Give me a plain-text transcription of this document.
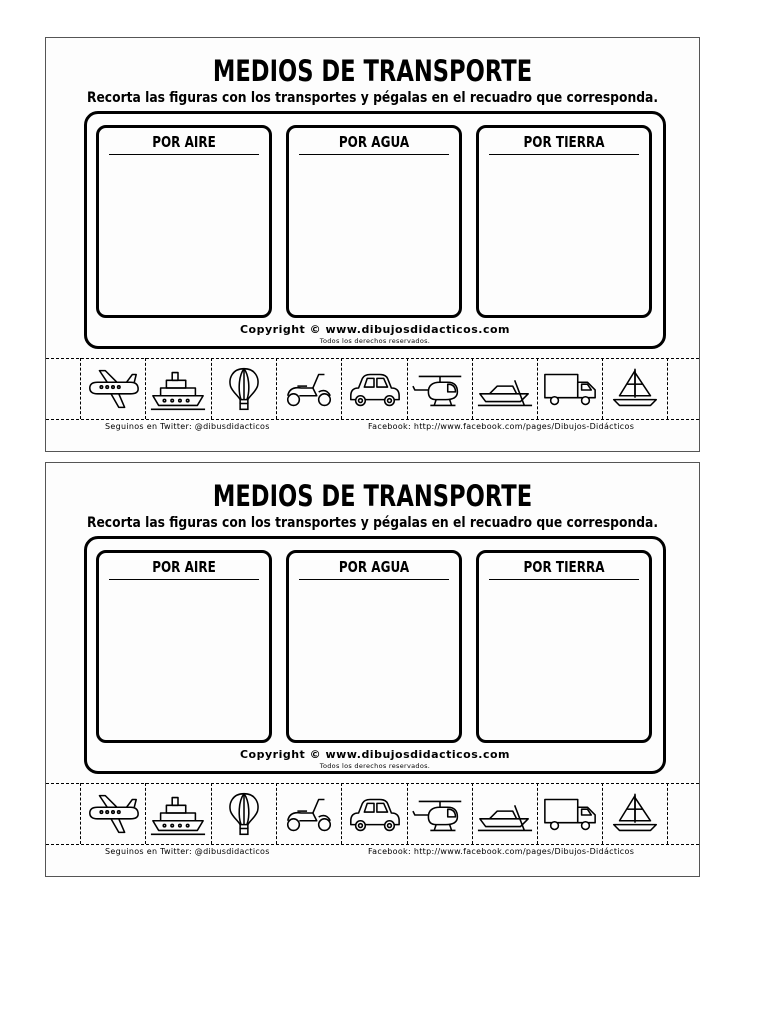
MEDIOS DE TRANSPORTE
Recorta las figuras con los transportes y pégalas en el recuadro que corresponda.
POR AIRE	POR AGUA	POR TIERRA
Copyright © www.dibujosdidacticos.com
Todos los derechos reservados.
Seguinos en Twitter: @dibusdidacticos	Facebook: http://www.facebook.com/pages/Dibujos-Didácticos
MEDIOS DE TRANSPORTE
Recorta las figuras con los transportes y pégalas en el recuadro que corresponda.
POR AIRE	POR AGUA	POR TIERRA
Copyright © www.dibujosdidacticos.com
Todos los derechos reservados.
Seguinos en Twitter: @dibusdidacticos	Facebook: http://www.facebook.com/pages/Dibujos-Didácticos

▸ DO THIS
Go through the material above and print all of it exactly, except the pictures.

▸ RESPONSE
Give me a plain-text transcription of this document.
MEDIOS DE TRANSPORTE
Recorta las figuras con los transportes y pégalas en el recuadro que corresponda.
POR AIRE	POR AGUA	POR TIERRA
Copyright © www.dibujosdidacticos.com
Todos los derechos reservados.
Seguinos en Twitter: @dibusdidacticos	Facebook: http://www.facebook.com/pages/Dibujos-Didácticos
MEDIOS DE TRANSPORTE
Recorta las figuras con los transportes y pégalas en el recuadro que corresponda.
POR AIRE	POR AGUA	POR TIERRA
Copyright © www.dibujosdidacticos.com
Todos los derechos reservados.
Seguinos en Twitter: @dibusdidacticos	Facebook: http://www.facebook.com/pages/Dibujos-Didácticos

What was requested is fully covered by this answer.